→ Problem description: Update the rows below by replacing "Homes Sold" with "Houses Sold" and keeping everything else the same. Leave the pictures out of your answer.

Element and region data
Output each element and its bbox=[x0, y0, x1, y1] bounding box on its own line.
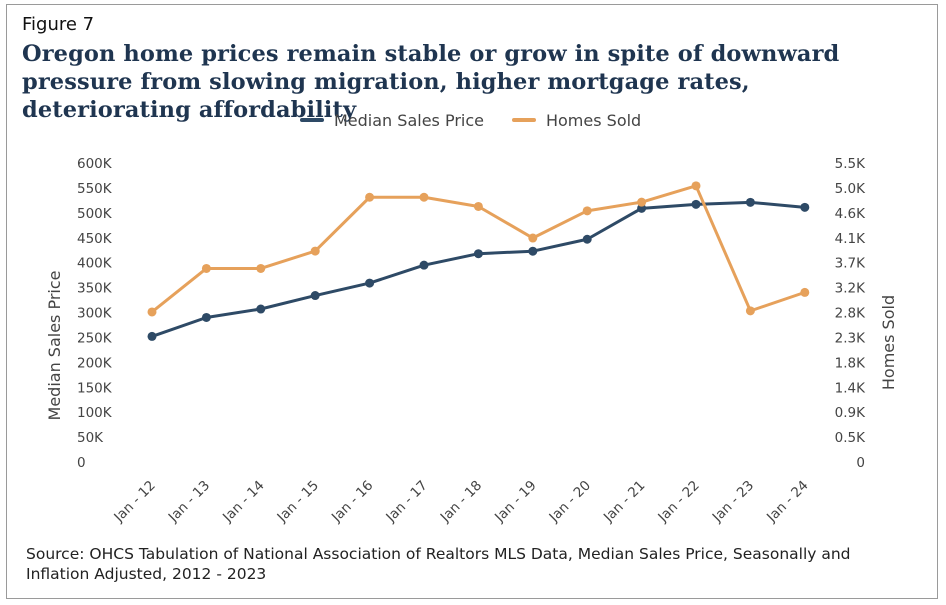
right-axis-tick-label: 2.3K bbox=[835, 330, 866, 346]
x-axis-tick-label: Jan - 13 bbox=[165, 478, 213, 526]
left-axis-tick-label: 350K bbox=[77, 281, 113, 297]
right-axis-tick-label: 3.2K bbox=[835, 281, 866, 297]
chart-title: Oregon home prices remain stable or grow… bbox=[22, 41, 840, 123]
x-axis-tick-label: Jan - 23 bbox=[709, 478, 757, 526]
right-axis-tick-label: 5.0K bbox=[835, 181, 866, 197]
right-axis-tick-label: 4.1K bbox=[835, 231, 866, 247]
source-note: Source: OHCS Tabulation of National Asso… bbox=[26, 545, 851, 583]
legend-label-median-sales-price: Median Sales Price bbox=[334, 110, 484, 130]
x-axis-tick-label: Jan - 19 bbox=[491, 478, 539, 526]
data-point-homes-sold bbox=[691, 181, 701, 191]
data-point-median-sales-price bbox=[201, 312, 211, 322]
x-axis-tick-label: Jan - 24 bbox=[763, 478, 811, 526]
left-axis-tick-label: 550K bbox=[77, 181, 113, 197]
left-axis-tick-label: 100K bbox=[77, 405, 113, 421]
x-axis-tick-label: Jan - 14 bbox=[219, 478, 267, 526]
data-point-homes-sold bbox=[365, 192, 375, 202]
data-point-median-sales-price bbox=[365, 278, 375, 288]
left-axis-tick-label: 0 bbox=[77, 455, 86, 471]
right-axis-tick-label: 0.5K bbox=[835, 430, 866, 446]
left-axis-tick-label: 150K bbox=[77, 380, 113, 396]
data-point-median-sales-price bbox=[691, 199, 701, 209]
data-point-homes-sold bbox=[528, 233, 538, 243]
legend-item-homes-sold: Homes Sold bbox=[511, 110, 642, 130]
right-axis-tick-label: 0 bbox=[856, 455, 865, 471]
x-axis-tick-label: Jan - 18 bbox=[437, 478, 485, 526]
data-point-median-sales-price bbox=[147, 331, 157, 341]
data-point-homes-sold bbox=[745, 306, 755, 316]
right-axis-tick-label: 3.7K bbox=[835, 256, 866, 272]
legend-label-homes-sold: Homes Sold bbox=[545, 110, 642, 130]
left-axis-tick-label: 300K bbox=[77, 306, 113, 322]
legend-swatch-median-sales-price bbox=[300, 118, 324, 122]
left-axis-tick-label: 500K bbox=[77, 206, 113, 222]
data-point-homes-sold bbox=[201, 263, 211, 273]
data-point-median-sales-price bbox=[800, 202, 810, 212]
x-axis-tick-label: Jan - 12 bbox=[110, 478, 158, 526]
right-axis-title: Homes Sold bbox=[879, 295, 898, 390]
data-point-homes-sold bbox=[637, 197, 647, 207]
right-axis-tick-label: 4.6K bbox=[835, 206, 866, 222]
data-point-homes-sold bbox=[310, 246, 320, 256]
left-axis-tick-label: 200K bbox=[77, 355, 113, 371]
left-axis-tick-label: 400K bbox=[77, 256, 113, 272]
left-axis-title: Median Sales Price bbox=[45, 271, 64, 421]
x-axis-tick-label: Jan - 17 bbox=[382, 478, 430, 526]
left-axis-tick-label: 600K bbox=[77, 156, 113, 172]
data-point-homes-sold bbox=[419, 192, 429, 202]
data-point-median-sales-price bbox=[310, 291, 320, 301]
x-axis-tick-label: Jan - 20 bbox=[546, 478, 594, 526]
x-axis-tick-label: Jan - 21 bbox=[600, 478, 648, 526]
right-axis-tick-label: 0.9K bbox=[835, 405, 866, 421]
data-point-median-sales-price bbox=[637, 203, 647, 213]
data-point-median-sales-price bbox=[582, 234, 592, 244]
x-axis-tick-label: Jan - 16 bbox=[328, 478, 376, 526]
right-axis-tick-label: 1.4K bbox=[835, 380, 866, 396]
figure-label: Figure 7 bbox=[22, 14, 95, 35]
right-axis-tick-label: 2.8K bbox=[835, 306, 866, 322]
data-point-homes-sold bbox=[473, 201, 483, 211]
data-point-homes-sold bbox=[256, 263, 266, 273]
legend-item-median-sales-price: Median Sales Price bbox=[300, 111, 484, 130]
left-axis-tick-label: 250K bbox=[77, 330, 113, 346]
right-axis-tick-label: 1.8K bbox=[835, 355, 866, 371]
legend-swatch-homes-sold bbox=[511, 118, 536, 122]
x-axis-tick-label: Jan - 22 bbox=[654, 478, 702, 526]
left-axis-tick-label: 450K bbox=[77, 231, 113, 247]
data-point-homes-sold bbox=[147, 307, 157, 317]
right-axis-tick-label: 5.5K bbox=[835, 156, 866, 172]
data-point-median-sales-price bbox=[473, 249, 483, 259]
x-axis-tick-label: Jan - 15 bbox=[274, 478, 322, 526]
chart-legend: Median Sales Price Homes Sold bbox=[300, 108, 669, 132]
data-point-homes-sold bbox=[800, 287, 810, 297]
figure-frame bbox=[6, 4, 938, 599]
left-axis-tick-label: 50K bbox=[77, 430, 104, 446]
data-point-median-sales-price bbox=[419, 260, 429, 270]
data-point-median-sales-price bbox=[528, 246, 538, 256]
data-point-median-sales-price bbox=[256, 304, 266, 314]
data-point-median-sales-price bbox=[745, 197, 755, 207]
data-point-homes-sold bbox=[582, 206, 592, 216]
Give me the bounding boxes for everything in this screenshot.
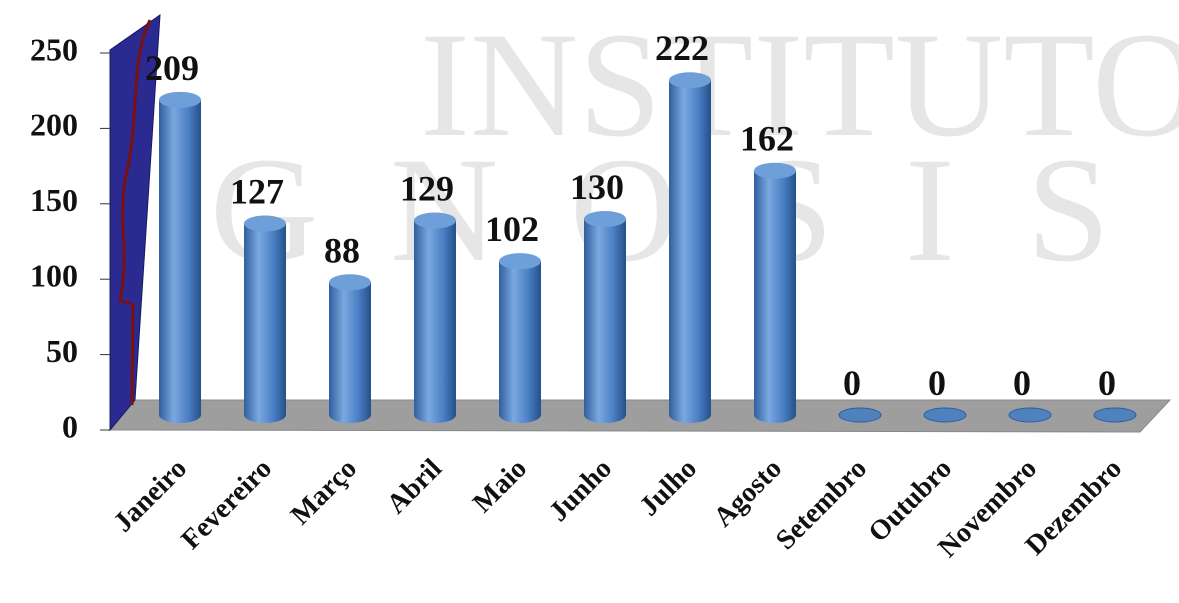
y-tick-label: 100 (30, 258, 78, 294)
bar-top (499, 253, 541, 270)
x-tick-label: Janeiro (108, 453, 193, 538)
wall (109, 13, 161, 432)
bar (159, 99, 201, 423)
value-label: 0 (1098, 363, 1116, 403)
y-tick-label: 150 (30, 182, 78, 218)
bar-top (159, 91, 201, 108)
x-tick-label: Setembro (770, 453, 873, 556)
bar (1093, 407, 1137, 423)
value-label: 102 (485, 209, 539, 249)
x-tick-label: Fevereiro (175, 453, 278, 556)
value-label: 0 (843, 363, 861, 403)
y-tick-label: 200 (30, 107, 78, 143)
y-tick-label: 0 (62, 408, 78, 444)
bar-top (329, 274, 371, 291)
wall-decoration (118, 19, 152, 406)
bar-top (669, 72, 711, 89)
bar-top (584, 210, 626, 227)
value-label: 130 (570, 167, 624, 207)
bar (669, 80, 711, 423)
y-tick-label: 50 (46, 333, 78, 369)
bar (584, 218, 626, 423)
value-label: 127 (230, 171, 284, 211)
value-label: 88 (324, 230, 360, 270)
x-tick-label: Julho (634, 453, 703, 522)
value-label: 162 (740, 119, 794, 159)
bar (754, 170, 796, 423)
x-tick-label: Maio (467, 453, 533, 519)
bar (1008, 407, 1052, 423)
x-tick-label: Junho (543, 453, 618, 528)
x-tick-label: Agosto (708, 453, 788, 533)
x-tick-label: Abril (381, 453, 448, 520)
bar (499, 261, 541, 423)
watermark: INSTITUTO (420, 2, 1179, 168)
value-label: 0 (1013, 363, 1031, 403)
value-label: 222 (655, 28, 709, 68)
bar (923, 407, 967, 423)
y-tick-label: 250 (30, 31, 78, 67)
bar (329, 282, 371, 423)
x-tick-label: Março (285, 453, 363, 531)
bar (414, 220, 456, 423)
bar (838, 407, 882, 423)
value-label: 129 (400, 168, 454, 208)
value-label: 0 (928, 363, 946, 403)
bar-top (414, 212, 456, 229)
bar-top (244, 215, 286, 232)
bar-top (754, 162, 796, 179)
value-label: 209 (145, 48, 199, 88)
bar (244, 223, 286, 423)
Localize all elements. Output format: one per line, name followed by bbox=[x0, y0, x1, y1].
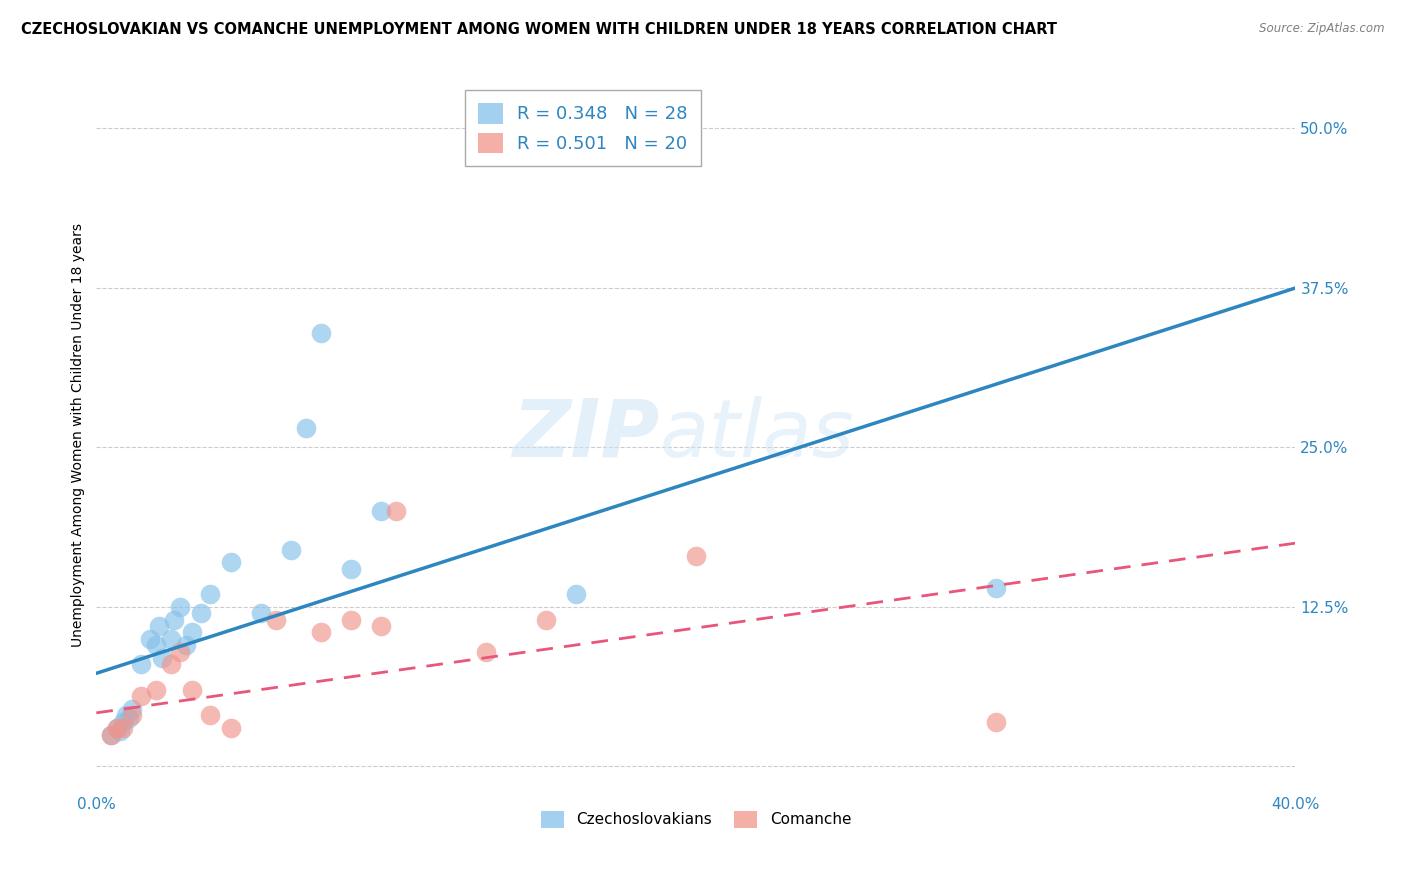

→ Output of the exercise:
Output each element and its bbox=[x0, y0, x1, y1] bounding box on its own line.
right-axis-tick-label: 2.3K bbox=[835, 330, 866, 346]
x-axis-tick-label: Jan - 13 bbox=[165, 478, 213, 526]
left-axis-tick-label: 350K bbox=[77, 281, 113, 297]
right-axis-tick-label: 3.2K bbox=[835, 281, 866, 297]
chart-title: Oregon home prices remain stable or grow… bbox=[22, 41, 840, 123]
x-axis-tick-label: Jan - 23 bbox=[709, 478, 757, 526]
right-axis-tick-label: 5.0K bbox=[835, 181, 866, 197]
right-axis-tick-label: 4.1K bbox=[835, 231, 866, 247]
source-note: Source: OHCS Tabulation of National Asso… bbox=[26, 545, 851, 583]
legend-label-median-sales-price: Median Sales Price bbox=[334, 110, 484, 130]
x-axis-tick-label: Jan - 19 bbox=[491, 478, 539, 526]
data-point-homes-sold bbox=[691, 181, 701, 191]
data-point-median-sales-price bbox=[201, 312, 211, 322]
x-axis-tick-label: Jan - 24 bbox=[763, 478, 811, 526]
left-axis-tick-label: 550K bbox=[77, 181, 113, 197]
left-axis-tick-label: 100K bbox=[77, 405, 113, 421]
x-axis-tick-label: Jan - 14 bbox=[219, 478, 267, 526]
data-point-homes-sold bbox=[365, 192, 375, 202]
data-point-median-sales-price bbox=[365, 278, 375, 288]
left-axis-tick-label: 0 bbox=[77, 455, 86, 471]
right-axis-tick-label: 0.5K bbox=[835, 430, 866, 446]
left-axis-tick-label: 150K bbox=[77, 380, 113, 396]
data-point-median-sales-price bbox=[691, 199, 701, 209]
data-point-homes-sold bbox=[528, 233, 538, 243]
legend-item-homes-sold: Houses Sold bbox=[511, 110, 642, 130]
right-axis-tick-label: 0 bbox=[856, 455, 865, 471]
x-axis-tick-label: Jan - 18 bbox=[437, 478, 485, 526]
data-point-median-sales-price bbox=[147, 331, 157, 341]
data-point-homes-sold bbox=[745, 306, 755, 316]
right-axis-tick-label: 3.7K bbox=[835, 256, 866, 272]
legend-label-homes-sold: Houses Sold bbox=[545, 110, 642, 130]
left-axis-tick-label: 300K bbox=[77, 306, 113, 322]
legend-swatch-median-sales-price bbox=[300, 118, 324, 122]
left-axis-tick-label: 500K bbox=[77, 206, 113, 222]
data-point-homes-sold bbox=[201, 263, 211, 273]
data-point-median-sales-price bbox=[800, 202, 810, 212]
x-axis-tick-label: Jan - 12 bbox=[110, 478, 158, 526]
right-axis-title: Houses Sold bbox=[879, 295, 898, 390]
data-point-homes-sold bbox=[637, 197, 647, 207]
right-axis-tick-label: 4.6K bbox=[835, 206, 866, 222]
data-point-homes-sold bbox=[310, 246, 320, 256]
left-axis-tick-label: 200K bbox=[77, 355, 113, 371]
left-axis-tick-label: 400K bbox=[77, 256, 113, 272]
left-axis-title: Median Sales Price bbox=[45, 271, 64, 421]
x-axis-tick-label: Jan - 17 bbox=[382, 478, 430, 526]
left-axis-tick-label: 600K bbox=[77, 156, 113, 172]
data-point-homes-sold bbox=[419, 192, 429, 202]
data-point-median-sales-price bbox=[310, 291, 320, 301]
x-axis-tick-label: Jan - 20 bbox=[546, 478, 594, 526]
x-axis-tick-label: Jan - 21 bbox=[600, 478, 648, 526]
right-axis-tick-label: 0.9K bbox=[835, 405, 866, 421]
data-point-median-sales-price bbox=[637, 203, 647, 213]
data-point-median-sales-price bbox=[582, 234, 592, 244]
x-axis-tick-label: Jan - 16 bbox=[328, 478, 376, 526]
right-axis-tick-label: 1.4K bbox=[835, 380, 866, 396]
figure-label: Figure 7 bbox=[22, 14, 95, 35]
right-axis-tick-label: 2.8K bbox=[835, 306, 866, 322]
data-point-homes-sold bbox=[473, 201, 483, 211]
data-point-homes-sold bbox=[256, 263, 266, 273]
legend-item-median-sales-price: Median Sales Price bbox=[300, 111, 484, 130]
left-axis-tick-label: 250K bbox=[77, 330, 113, 346]
right-axis-tick-label: 1.8K bbox=[835, 355, 866, 371]
legend-swatch-homes-sold bbox=[511, 118, 536, 122]
x-axis-tick-label: Jan - 22 bbox=[654, 478, 702, 526]
left-axis-tick-label: 450K bbox=[77, 231, 113, 247]
data-point-homes-sold bbox=[147, 307, 157, 317]
right-axis-tick-label: 5.5K bbox=[835, 156, 866, 172]
data-point-median-sales-price bbox=[473, 249, 483, 259]
x-axis-tick-label: Jan - 15 bbox=[274, 478, 322, 526]
chart-legend: Median Sales Price Houses Sold bbox=[300, 108, 669, 132]
data-point-homes-sold bbox=[800, 287, 810, 297]
figure-frame bbox=[6, 4, 938, 599]
left-axis-tick-label: 50K bbox=[77, 430, 104, 446]
data-point-median-sales-price bbox=[419, 260, 429, 270]
data-point-median-sales-price bbox=[528, 246, 538, 256]
data-point-median-sales-price bbox=[256, 304, 266, 314]
data-point-median-sales-price bbox=[745, 197, 755, 207]
data-point-homes-sold bbox=[582, 206, 592, 216]
Give me the bounding boxes for everything in this screenshot.
y-tick-label: 100 (30, 258, 78, 294)
bar-top (499, 253, 541, 270)
x-tick-label: Janeiro (108, 453, 193, 538)
wall (109, 13, 161, 432)
bar (159, 99, 201, 423)
value-label: 0 (1098, 363, 1116, 403)
y-tick-label: 150 (30, 182, 78, 218)
bar-top (159, 91, 201, 108)
x-tick-label: Setembro (770, 453, 873, 556)
bar (1093, 407, 1137, 423)
value-label: 102 (485, 209, 539, 249)
x-tick-label: Fevereiro (175, 453, 278, 556)
value-label: 0 (843, 363, 861, 403)
y-tick-label: 200 (30, 107, 78, 143)
y-tick-label: 0 (62, 408, 78, 444)
bar-top (329, 274, 371, 291)
wall-decoration (118, 19, 152, 406)
bar-top (669, 72, 711, 89)
bar-top (584, 210, 626, 227)
value-label: 130 (570, 167, 624, 207)
bar (669, 80, 711, 423)
y-tick-label: 50 (46, 333, 78, 369)
bar (584, 218, 626, 423)
value-label: 127 (230, 171, 284, 211)
value-label: 88 (324, 230, 360, 270)
x-tick-label: Julho (634, 453, 703, 522)
value-label: 162 (740, 119, 794, 159)
bar (754, 170, 796, 423)
x-tick-label: Maio (467, 453, 533, 519)
bar (1008, 407, 1052, 423)
x-tick-label: Junho (543, 453, 618, 528)
x-tick-label: Agosto (708, 453, 788, 533)
x-tick-label: Abril (381, 453, 448, 520)
bar (499, 261, 541, 423)
watermark: INSTITUTO (420, 2, 1179, 168)
value-label: 0 (1013, 363, 1031, 403)
value-label: 222 (655, 28, 709, 68)
bar (923, 407, 967, 423)
y-tick-label: 250 (30, 31, 78, 67)
bar (329, 282, 371, 423)
x-tick-label: Março (285, 453, 363, 531)
bar (414, 220, 456, 423)
bar (838, 407, 882, 423)
value-label: 129 (400, 168, 454, 208)
value-label: 0 (928, 363, 946, 403)
bar-top (414, 212, 456, 229)
bar-top (244, 215, 286, 232)
bar-top (754, 162, 796, 179)
value-label: 209 (145, 48, 199, 88)
bar (244, 223, 286, 423)
Localize all elements. Output format: one per line, name followed by bbox=[x0, y0, x1, y1].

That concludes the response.